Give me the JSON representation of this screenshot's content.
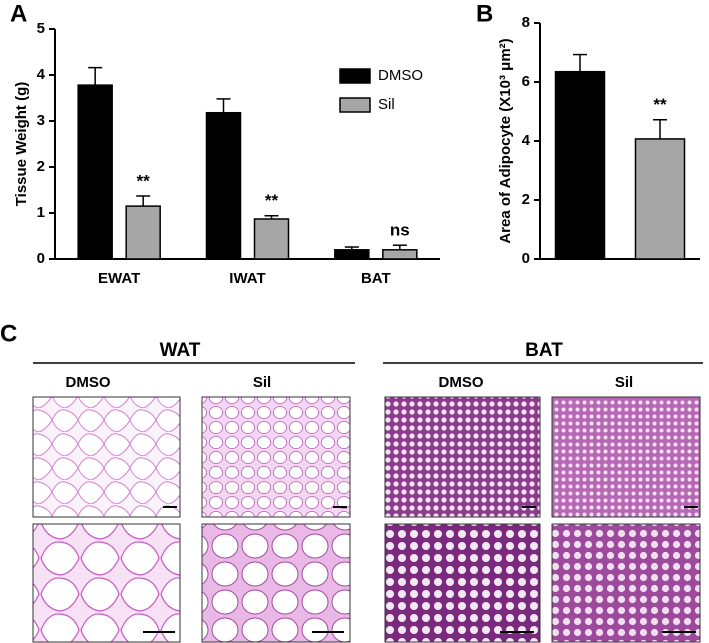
{
  "chart_data": [
    {
      "type": "bar",
      "panel_label": "A",
      "ylabel": "Tissue Weight (g)",
      "categories": [
        "EWAT",
        "IWAT",
        "BAT"
      ],
      "series": [
        {
          "name": "DMSO",
          "color": "#000000",
          "values": [
            3.78,
            3.18,
            0.2
          ],
          "errors": [
            0.38,
            0.3,
            0.06
          ]
        },
        {
          "name": "Sil",
          "color": "#a6a6a6",
          "values": [
            1.15,
            0.87,
            0.2
          ],
          "errors": [
            0.22,
            0.07,
            0.1
          ],
          "annotations": [
            "**",
            "**",
            "ns"
          ]
        }
      ],
      "ylim": [
        0,
        5
      ],
      "yticks": [
        0,
        1,
        2,
        3,
        4,
        5
      ],
      "legend": "top-right"
    },
    {
      "type": "bar",
      "panel_label": "B",
      "ylabel": "Area of Adipocyte (X10³ μm²)",
      "categories": [
        null,
        null
      ],
      "values": [
        6.35,
        4.07
      ],
      "errors": [
        0.58,
        0.65
      ],
      "colors": [
        "#000000",
        "#a6a6a6"
      ],
      "annotations": [
        null,
        "**"
      ],
      "ylim": [
        0,
        8
      ],
      "yticks": [
        0,
        2,
        4,
        6,
        8
      ]
    }
  ],
  "histology": {
    "panel_label": "C",
    "groups": [
      {
        "title": "WAT",
        "columns": [
          "DMSO",
          "Sil"
        ]
      },
      {
        "title": "BAT",
        "columns": [
          "DMSO",
          "Sil"
        ]
      }
    ]
  }
}
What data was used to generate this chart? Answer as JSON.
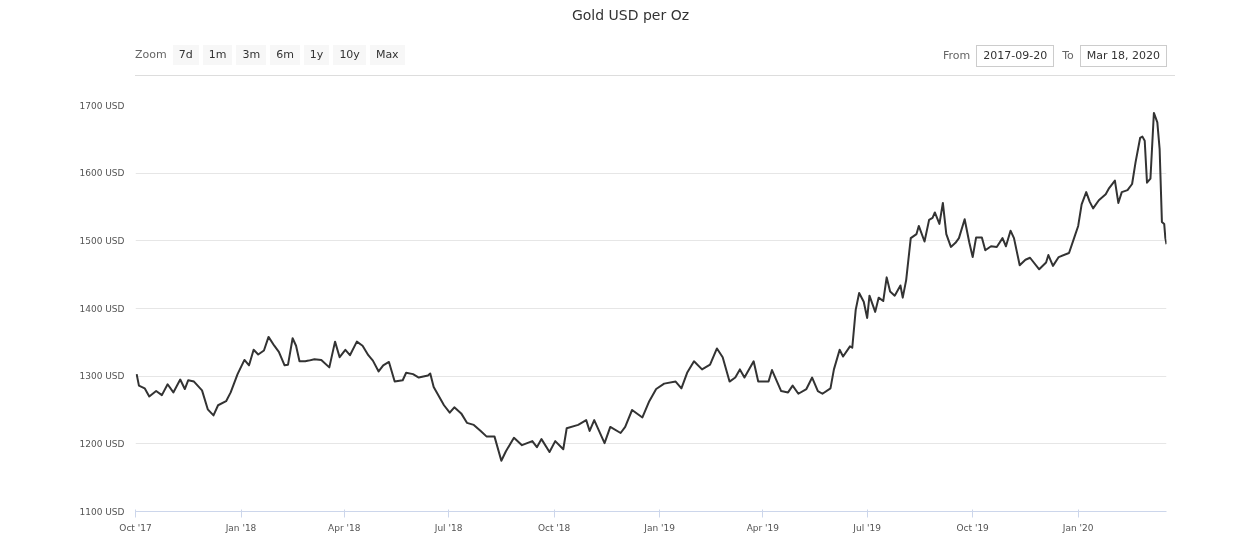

Required task: Search the data for "JSON". Copy every line that has it.

Final answer:
Give me the JSON representation of this screenshot's content.
What data was used to generate this chart? Answer as JSON.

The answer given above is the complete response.